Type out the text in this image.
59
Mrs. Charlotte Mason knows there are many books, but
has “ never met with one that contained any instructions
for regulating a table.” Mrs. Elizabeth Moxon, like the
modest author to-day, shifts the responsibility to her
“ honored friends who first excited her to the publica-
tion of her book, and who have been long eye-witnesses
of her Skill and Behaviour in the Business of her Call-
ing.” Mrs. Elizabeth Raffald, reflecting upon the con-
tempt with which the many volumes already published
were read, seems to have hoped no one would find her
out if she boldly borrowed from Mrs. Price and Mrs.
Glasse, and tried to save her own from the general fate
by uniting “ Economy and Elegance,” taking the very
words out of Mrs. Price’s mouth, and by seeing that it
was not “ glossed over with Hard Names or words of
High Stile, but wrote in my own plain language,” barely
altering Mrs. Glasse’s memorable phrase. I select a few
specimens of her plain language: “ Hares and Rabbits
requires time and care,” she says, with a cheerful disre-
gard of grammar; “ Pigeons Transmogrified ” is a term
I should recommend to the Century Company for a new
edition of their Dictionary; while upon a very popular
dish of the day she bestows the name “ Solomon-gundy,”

● ● ● ● ● ● ●

Copy out the data shown above without altering anything.

Type out the text in this image.
59
Mrs. Charlotte Mason knows there are many books, but
has “ never met with one that contained any instructions
for regulating a table.” Mrs. Elizabeth Moxon, like the
modest author to-day, shifts the responsibility to her
“ honored friends who first excited her to the publica-
tion of her book, and who have been long eye-witnesses
of her Skill and Behaviour in the Business of her Call-
ing.” Mrs. Elizabeth Raffald, reflecting upon the con-
tempt with which the many volumes already published
were read, seems to have hoped no one would find her
out if she boldly borrowed from Mrs. Price and Mrs.
Glasse, and tried to save her own from the general fate
by uniting “ Economy and Elegance,” taking the very
words out of Mrs. Price’s mouth, and by seeing that it
was not “ glossed over with Hard Names or words of
High Stile, but wrote in my own plain language,” barely
altering Mrs. Glasse’s memorable phrase. I select a few
specimens of her plain language: “ Hares and Rabbits
requires time and care,” she says, with a cheerful disre-
gard of grammar; “ Pigeons Transmogrified ” is a term
I should recommend to the Century Company for a new
edition of their Dictionary; while upon a very popular
dish of the day she bestows the name “ Solomon-gundy,”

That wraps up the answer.